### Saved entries
#####
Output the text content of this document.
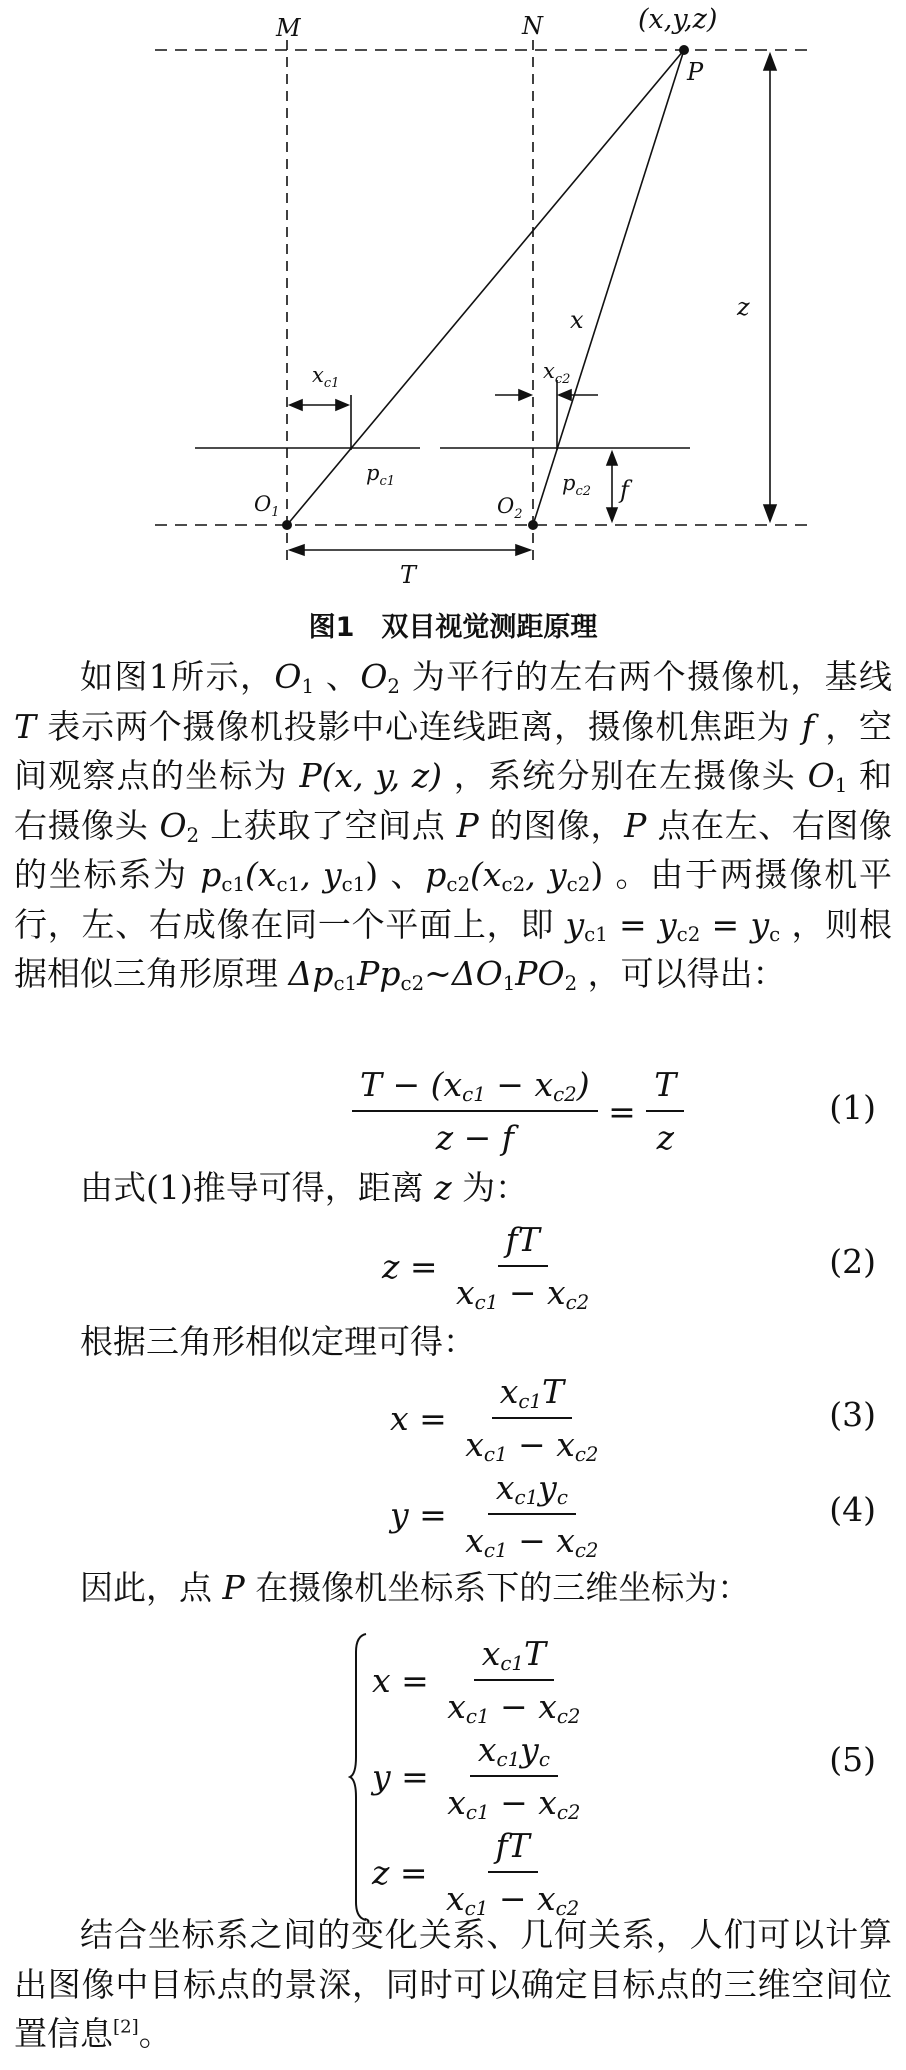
M	N	(x,y,z)
P
z
x
$x_{c1}$
$x_{c2}$
$p_{c1}$	$p_{c2}$
$O_1$	$O_2$
f
T
图1　双目视觉测距原理

如图1所示，$O_1$ 、$O_2$ 为平行的左右两个摄像机，基线 T 表示两个摄像机投影中心连线距离，摄像机焦距为 f ，空间观察点的坐标为 P(x, y, z) ，系统分别在左摄像头 $O_1$ 和右摄像头 $O_2$ 上获取了空间点 P 的图像，P 点在左、右图像的坐标系为 $p_{c1}(x_{c1}$, $y_{c1}$) 、$p_{c2}(x_{c2}$, $y_{c2}$) 。由于两摄像机平行，左、右成像在同一个平面上，即 $y_{c1} = y_{c2} = y_c$ ，则根据相似三角形原理 $\Delta p_{c1}Pp_{c2}\sim\Delta O_1PO_2$ ，可以得出：

$\frac{T - (x_{c1} - x_{c2})}{z - f} = \frac{T}{z}$	(1)
由式(1)推导可得，距离 z 为：
$z = \frac{fT}{x_{c1} - x_{c2}}$	(2)
根据三角形相似定理可得：
$x = \frac{x_{c1}T}{x_{c1} - x_{c2}}$	(3)
$y = \frac{x_{c1}y_c}{x_{c1} - x_{c2}}$	(4)
因此，点 P 在摄像机坐标系下的三维坐标为：
$x = \frac{x_{c1}T}{x_{c1} - x_{c2}}$
$y = \frac{x_{c1}y_c}{x_{c1} - x_{c2}}$
$z = \frac{fT}{x_{c1} - x_{c2}}$
(5)

结合坐标系之间的变化关系、几何关系，人们可以计算出图像中目标点的景深，同时可以确定目标点的三维空间位置信息[2]。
#####
Every line is to be duplicated exactly, though pictures stay out.

### TASK SOLUTION
Output the text content of this document.
M	N	(x,y,z)
P
z
x
$x_{c1}$
$x_{c2}$
$p_{c1}$	$p_{c2}$
$O_1$	$O_2$
f
T
图1　双目视觉测距原理

如图1所示，$O_1$ 、$O_2$ 为平行的左右两个摄像机，基线 T 表示两个摄像机投影中心连线距离，摄像机焦距为 f ，空间观察点的坐标为 P(x, y, z) ，系统分别在左摄像头 $O_1$ 和右摄像头 $O_2$ 上获取了空间点 P 的图像，P 点在左、右图像的坐标系为 $p_{c1}(x_{c1}$, $y_{c1}$) 、$p_{c2}(x_{c2}$, $y_{c2}$) 。由于两摄像机平行，左、右成像在同一个平面上，即 $y_{c1} = y_{c2} = y_c$ ，则根据相似三角形原理 $\Delta p_{c1}Pp_{c2}\sim\Delta O_1PO_2$ ，可以得出：

$\frac{T - (x_{c1} - x_{c2})}{z - f} = \frac{T}{z}$	(1)
由式(1)推导可得，距离 z 为：
$z = \frac{fT}{x_{c1} - x_{c2}}$	(2)
根据三角形相似定理可得：
$x = \frac{x_{c1}T}{x_{c1} - x_{c2}}$	(3)
$y = \frac{x_{c1}y_c}{x_{c1} - x_{c2}}$	(4)
因此，点 P 在摄像机坐标系下的三维坐标为：
$x = \frac{x_{c1}T}{x_{c1} - x_{c2}}$
$y = \frac{x_{c1}y_c}{x_{c1} - x_{c2}}$
$z = \frac{fT}{x_{c1} - x_{c2}}$
(5)

结合坐标系之间的变化关系、几何关系，人们可以计算出图像中目标点的景深，同时可以确定目标点的三维空间位置信息[2]。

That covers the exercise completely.